> [THE INPUT]:

□ □ □ □ □ □ □

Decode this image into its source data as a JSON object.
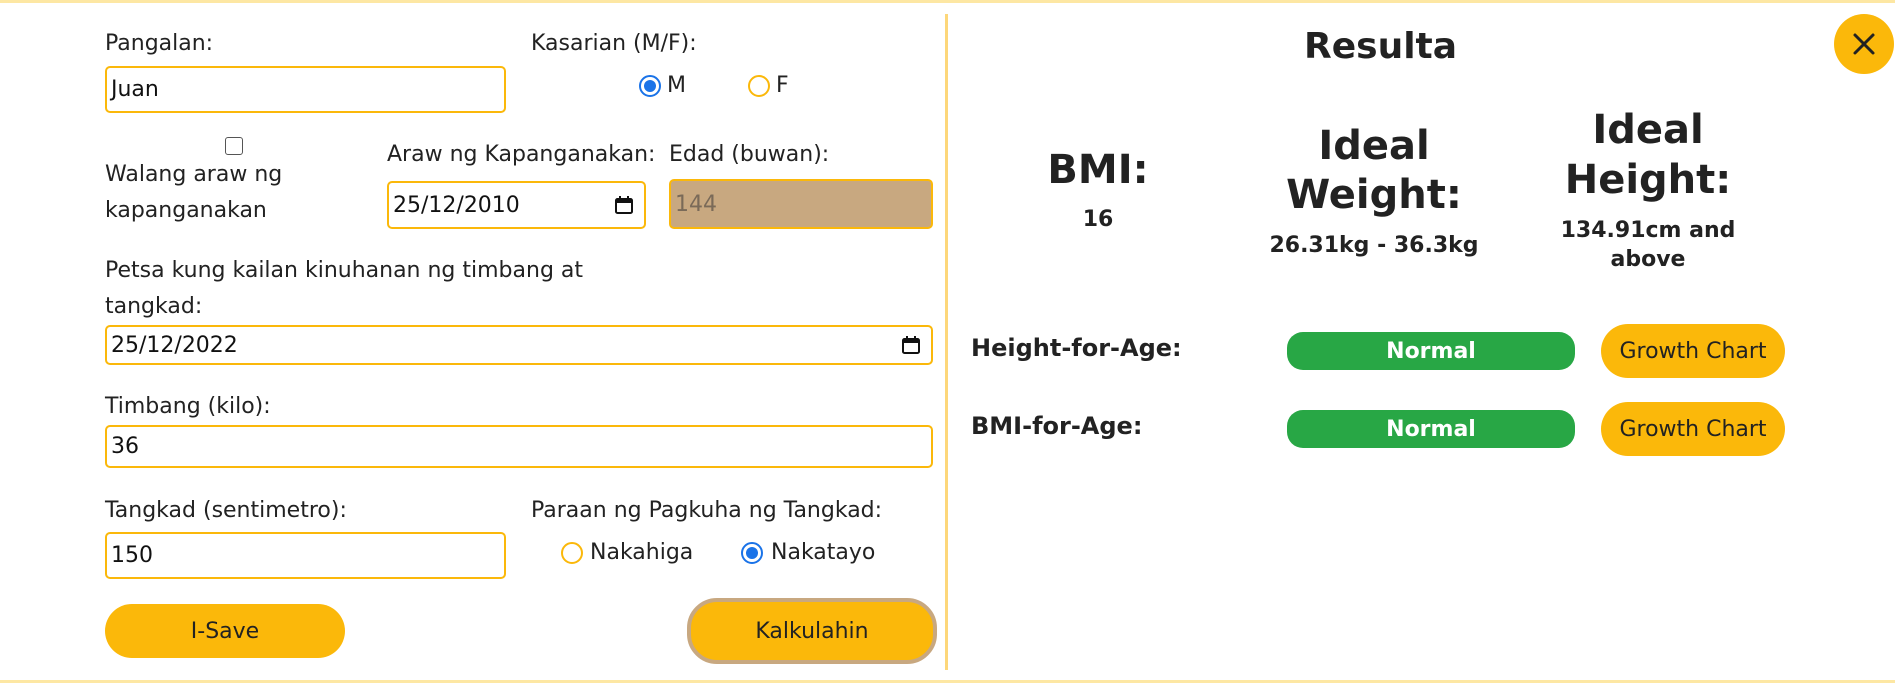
{
  "form": {
    "name_label": "Pangalan:",
    "name_value": "Juan",
    "sex_label": "Kasarian (M/F):",
    "sex_options": [
      "M",
      "F"
    ],
    "sex_selected": "M",
    "no_birthdate_label_line1": "Walang araw ng",
    "no_birthdate_label_line2": "kapanganakan",
    "birthdate_label": "Araw ng Kapanganakan:",
    "birthdate_value": "25/12/2010",
    "age_label": "Edad (buwan):",
    "age_value": "144",
    "measure_date_label_line1": "Petsa kung kailan kinuhanan ng timbang at",
    "measure_date_label_line2": "tangkad:",
    "measure_date_value": "25/12/2022",
    "weight_label": "Timbang (kilo):",
    "weight_value": "36",
    "height_label": "Tangkad (sentimetro):",
    "height_value": "150",
    "method_label": "Paraan ng Pagkuha ng Tangkad:",
    "method_options": [
      "Nakahiga",
      "Nakatayo"
    ],
    "method_selected": "Nakatayo",
    "save_button": "I-Save",
    "calculate_button": "Kalkulahin"
  },
  "results": {
    "title": "Resulta",
    "bmi_label": "BMI:",
    "bmi_value": "16",
    "ideal_weight_label_line1": "Ideal",
    "ideal_weight_label_line2": "Weight:",
    "ideal_weight_value": "26.31kg - 36.3kg",
    "ideal_height_label_line1": "Ideal",
    "ideal_height_label_line2": "Height:",
    "ideal_height_value_line1": "134.91cm and",
    "ideal_height_value_line2": "above",
    "rows": [
      {
        "label": "Height-for-Age:",
        "status": "Normal",
        "button": "Growth Chart"
      },
      {
        "label": "BMI-for-Age:",
        "status": "Normal",
        "button": "Growth Chart"
      }
    ]
  },
  "colors": {
    "accent": "#fbb80a",
    "status_normal": "#28a745",
    "radio_selected": "#1a73e8",
    "disabled_field": "#c8a880"
  },
  "icons": [
    "calendar-icon",
    "close-icon"
  ]
}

□ □ □ □ □ □ □

> [JOB]: Scan the data for the word "Nakatayo" and copy every line where it shows up.

> [RESULT OF THE TASK]:
      "Nakatayo"
    "method_selected": "Nakatayo",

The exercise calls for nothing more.